======== Exercise materials

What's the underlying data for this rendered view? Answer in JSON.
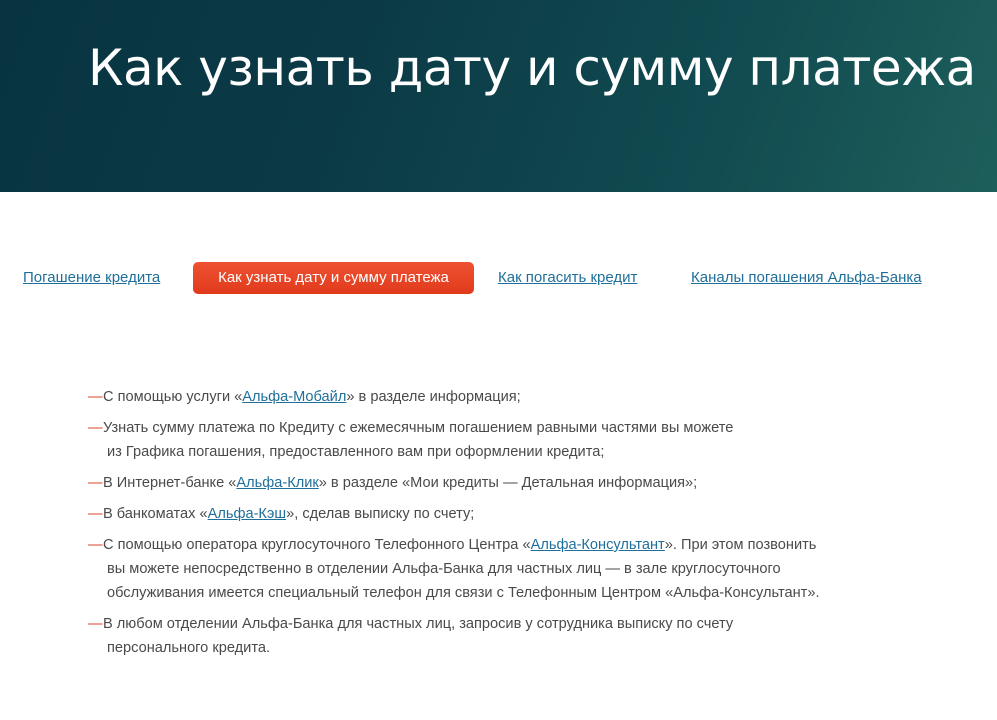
{
  "hero": {
    "title": "Как узнать дату и сумму платежа"
  },
  "tabs": {
    "items": [
      {
        "label": "Погашение кредита",
        "active": false
      },
      {
        "label": "Как узнать дату и сумму платежа",
        "active": true
      },
      {
        "label": "Как погасить кредит",
        "active": false
      },
      {
        "label": "Каналы погашения Альфа-Банка",
        "active": false
      }
    ]
  },
  "list": {
    "dash": "—",
    "items": [
      {
        "before": "С помощью услуги «",
        "link": "Альфа-Мобайл",
        "after": "» в разделе информация;"
      },
      {
        "line1": "Узнать сумму платежа по Кредиту с ежемесячным погашением равными частями вы можете",
        "line2": "из Графика погашения, предоставленного вам при оформлении кредита;"
      },
      {
        "before": "В Интернет-банке «",
        "link": "Альфа-Клик",
        "after": "» в разделе «Мои кредиты — Детальная информация»;"
      },
      {
        "before": "В банкоматах «",
        "link": "Альфа-Кэш",
        "after": "», сделав выписку по счету;"
      },
      {
        "before": "С помощью оператора круглосуточного Телефонного Центра «",
        "link": "Альфа-Консультант",
        "after": "». При этом позвонить",
        "line2": "вы можете непосредственно в отделении Альфа-Банка для частных лиц — в зале круглосуточного",
        "line3": "обслуживания имеется специальный телефон для связи с Телефонным Центром «Альфа-Консультант»."
      },
      {
        "line1": "В любом отделении Альфа-Банка для частных лиц, запросив у сотрудника выписку по счету",
        "line2": "персонального кредита."
      }
    ]
  },
  "colors": {
    "hero_bg": "#0b3a46",
    "accent": "#e8452a",
    "link": "#1f6f9a",
    "text": "#4a4a4a"
  }
}
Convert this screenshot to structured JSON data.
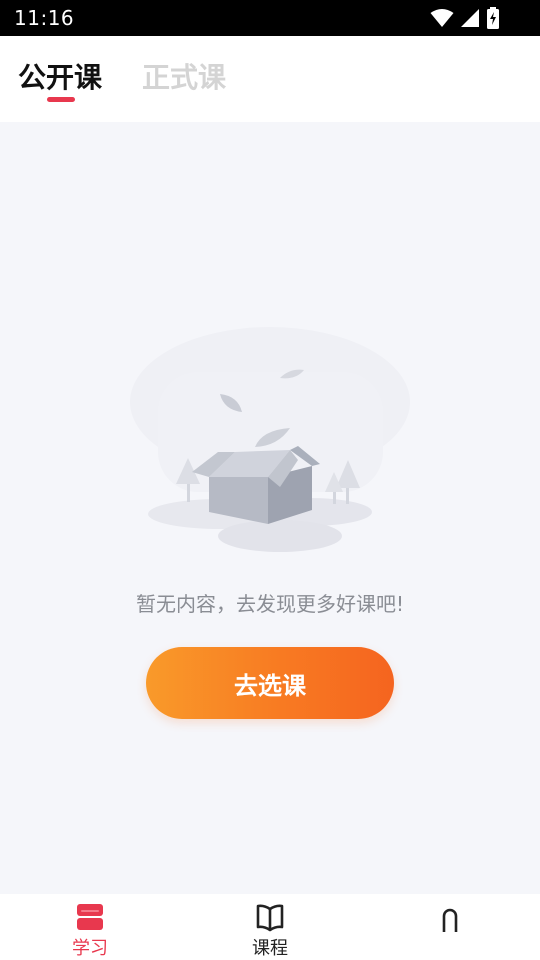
{
  "status_bar": {
    "time": "11:16",
    "icons": [
      "wifi-icon",
      "signal-icon",
      "battery-icon"
    ]
  },
  "tabs": [
    {
      "label": "公开课",
      "active": true
    },
    {
      "label": "正式课",
      "active": false
    }
  ],
  "empty_state": {
    "message": "暂无内容，去发现更多好课吧!",
    "button_label": "去选课"
  },
  "bottom_nav": [
    {
      "label": "学习",
      "icon": "study-icon",
      "active": true
    },
    {
      "label": "课程",
      "icon": "book-icon",
      "active": false
    },
    {
      "label": "",
      "icon": "profile-icon",
      "active": false
    }
  ],
  "colors": {
    "accent": "#e8384e",
    "button_start": "#f99a2a",
    "button_end": "#f5641f",
    "background": "#f5f6fa"
  }
}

================

The problem
Can you repeat every record above exactly, apart from the pictures?

Response for this exercise
What's the underlying data for this rendered view? Answer in JSON.
{
  "hero": {
    "title": "Как узнать дату и сумму платежа"
  },
  "tabs": {
    "items": [
      {
        "label": "Погашение кредита",
        "active": false
      },
      {
        "label": "Как узнать дату и сумму платежа",
        "active": true
      },
      {
        "label": "Как погасить кредит",
        "active": false
      },
      {
        "label": "Каналы погашения Альфа-Банка",
        "active": false
      }
    ]
  },
  "list": {
    "dash": "—",
    "items": [
      {
        "before": "С помощью услуги «",
        "link": "Альфа-Мобайл",
        "after": "» в разделе информация;"
      },
      {
        "line1": "Узнать сумму платежа по Кредиту с ежемесячным погашением равными частями вы можете",
        "line2": "из Графика погашения, предоставленного вам при оформлении кредита;"
      },
      {
        "before": "В Интернет-банке «",
        "link": "Альфа-Клик",
        "after": "» в разделе «Мои кредиты — Детальная информация»;"
      },
      {
        "before": "В банкоматах «",
        "link": "Альфа-Кэш",
        "after": "», сделав выписку по счету;"
      },
      {
        "before": "С помощью оператора круглосуточного Телефонного Центра «",
        "link": "Альфа-Консультант",
        "after": "». При этом позвонить",
        "line2": "вы можете непосредственно в отделении Альфа-Банка для частных лиц — в зале круглосуточного",
        "line3": "обслуживания имеется специальный телефон для связи с Телефонным Центром «Альфа-Консультант»."
      },
      {
        "line1": "В любом отделении Альфа-Банка для частных лиц, запросив у сотрудника выписку по счету",
        "line2": "персонального кредита."
      }
    ]
  },
  "colors": {
    "hero_bg": "#0b3a46",
    "accent": "#e8452a",
    "link": "#1f6f9a",
    "text": "#4a4a4a"
  }
}
Convert this screenshot to structured JSON data.
{
  "status_bar": {
    "time": "11:16",
    "icons": [
      "wifi-icon",
      "signal-icon",
      "battery-icon"
    ]
  },
  "tabs": [
    {
      "label": "公开课",
      "active": true
    },
    {
      "label": "正式课",
      "active": false
    }
  ],
  "empty_state": {
    "message": "暂无内容，去发现更多好课吧!",
    "button_label": "去选课"
  },
  "bottom_nav": [
    {
      "label": "学习",
      "icon": "study-icon",
      "active": true
    },
    {
      "label": "课程",
      "icon": "book-icon",
      "active": false
    },
    {
      "label": "",
      "icon": "profile-icon",
      "active": false
    }
  ],
  "colors": {
    "accent": "#e8384e",
    "button_start": "#f99a2a",
    "button_end": "#f5641f",
    "background": "#f5f6fa"
  }
}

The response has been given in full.